§ GIVEN TASK
Search the entries for the word "name" and pull out each line that has it.

§ STORED RECORDS
↓

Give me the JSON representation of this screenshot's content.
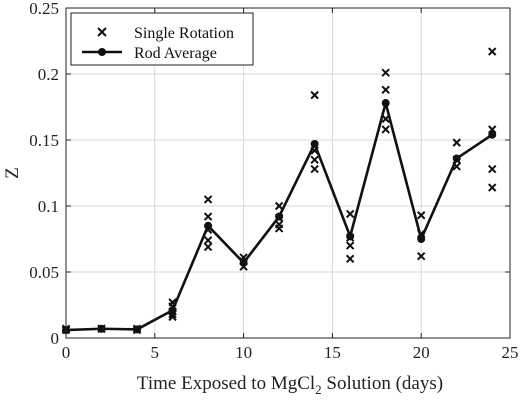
{
  "chart_data": {
    "type": "line",
    "xlabel_prefix": "Time Exposed to MgCl",
    "xlabel_sub": "2",
    "xlabel_suffix": " Solution (days)",
    "ylabel": "Z",
    "xlim": [
      0,
      25
    ],
    "ylim": [
      0,
      0.25
    ],
    "x_ticks": [
      0,
      5,
      10,
      15,
      20,
      25
    ],
    "x_tick_labels": [
      "0",
      "5",
      "10",
      "15",
      "20",
      "25"
    ],
    "y_ticks": [
      0,
      0.05,
      0.1,
      0.15,
      0.2,
      0.25
    ],
    "y_tick_labels": [
      "0",
      "0.05",
      "0.1",
      "0.15",
      "0.2",
      "0.25"
    ],
    "grid": true,
    "legend_position": "top-left",
    "series": [
      {
        "name": "Single Rotation",
        "type": "scatter",
        "marker": "x",
        "x": [
          0,
          0,
          2,
          2,
          4,
          4,
          6,
          6,
          6,
          6,
          6,
          8,
          8,
          8,
          8,
          8,
          10,
          10,
          10,
          12,
          12,
          12,
          12,
          14,
          14,
          14,
          14,
          16,
          16,
          16,
          16,
          18,
          18,
          18,
          18,
          20,
          20,
          20,
          22,
          22,
          22,
          24,
          24,
          24,
          24
        ],
        "y": [
          0.006,
          0.007,
          0.007,
          0.007,
          0.006,
          0.007,
          0.027,
          0.024,
          0.02,
          0.018,
          0.016,
          0.105,
          0.092,
          0.082,
          0.074,
          0.069,
          0.061,
          0.058,
          0.054,
          0.1,
          0.091,
          0.086,
          0.083,
          0.184,
          0.142,
          0.135,
          0.128,
          0.094,
          0.076,
          0.07,
          0.06,
          0.201,
          0.188,
          0.166,
          0.158,
          0.093,
          0.079,
          0.062,
          0.148,
          0.135,
          0.13,
          0.217,
          0.158,
          0.128,
          0.114
        ]
      },
      {
        "name": "Rod Average",
        "type": "line",
        "marker": "o",
        "x": [
          0,
          2,
          4,
          6,
          8,
          10,
          12,
          14,
          16,
          18,
          20,
          22,
          24
        ],
        "y": [
          0.006,
          0.007,
          0.0065,
          0.021,
          0.085,
          0.057,
          0.092,
          0.147,
          0.077,
          0.178,
          0.075,
          0.136,
          0.154
        ]
      }
    ]
  }
}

↑

§ TASK RESPONSE
        "name": "Single Rotation",
        "name": "Rod Average",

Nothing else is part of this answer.